**WRITTEN INSTRUCTION:** Below are some records; retype all of them exactly.

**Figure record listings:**
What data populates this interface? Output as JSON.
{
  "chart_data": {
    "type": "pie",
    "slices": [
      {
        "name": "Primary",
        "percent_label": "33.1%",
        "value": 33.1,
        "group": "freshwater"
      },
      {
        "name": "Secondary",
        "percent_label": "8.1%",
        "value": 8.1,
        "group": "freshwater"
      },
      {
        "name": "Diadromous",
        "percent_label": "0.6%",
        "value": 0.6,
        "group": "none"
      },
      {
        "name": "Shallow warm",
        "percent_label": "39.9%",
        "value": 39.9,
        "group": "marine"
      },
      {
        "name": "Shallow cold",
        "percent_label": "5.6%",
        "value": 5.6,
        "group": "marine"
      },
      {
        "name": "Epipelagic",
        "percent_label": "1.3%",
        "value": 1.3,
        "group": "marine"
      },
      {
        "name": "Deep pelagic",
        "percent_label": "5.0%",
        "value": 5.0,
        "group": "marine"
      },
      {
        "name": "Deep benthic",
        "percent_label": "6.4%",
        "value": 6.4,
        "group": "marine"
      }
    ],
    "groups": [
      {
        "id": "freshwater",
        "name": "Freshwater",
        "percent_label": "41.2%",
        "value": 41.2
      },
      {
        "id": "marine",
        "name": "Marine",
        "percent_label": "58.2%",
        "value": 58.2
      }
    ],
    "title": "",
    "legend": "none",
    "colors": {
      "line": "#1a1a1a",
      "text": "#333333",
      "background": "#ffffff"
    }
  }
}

**WORKED SOLUTION:**
What data populates this interface? Output as JSON.
{
  "chart_data": {
    "type": "pie",
    "slices": [
      {
        "name": "Primary",
        "percent_label": "33.1%",
        "value": 33.1,
        "group": "freshwater"
      },
      {
        "name": "Secondary",
        "percent_label": "8.1%",
        "value": 8.1,
        "group": "freshwater"
      },
      {
        "name": "Diadromous",
        "percent_label": "0.6%",
        "value": 0.6,
        "group": "none"
      },
      {
        "name": "Shallow warm",
        "percent_label": "39.9%",
        "value": 39.9,
        "group": "marine"
      },
      {
        "name": "Shallow cold",
        "percent_label": "5.6%",
        "value": 5.6,
        "group": "marine"
      },
      {
        "name": "Epipelagic",
        "percent_label": "1.3%",
        "value": 1.3,
        "group": "marine"
      },
      {
        "name": "Deep pelagic",
        "percent_label": "5.0%",
        "value": 5.0,
        "group": "marine"
      },
      {
        "name": "Deep benthic",
        "percent_label": "6.4%",
        "value": 6.4,
        "group": "marine"
      }
    ],
    "groups": [
      {
        "id": "freshwater",
        "name": "Freshwater",
        "percent_label": "41.2%",
        "value": 41.2
      },
      {
        "id": "marine",
        "name": "Marine",
        "percent_label": "58.2%",
        "value": 58.2
      }
    ],
    "title": "",
    "legend": "none",
    "colors": {
      "line": "#1a1a1a",
      "text": "#333333",
      "background": "#ffffff"
    }
  }
}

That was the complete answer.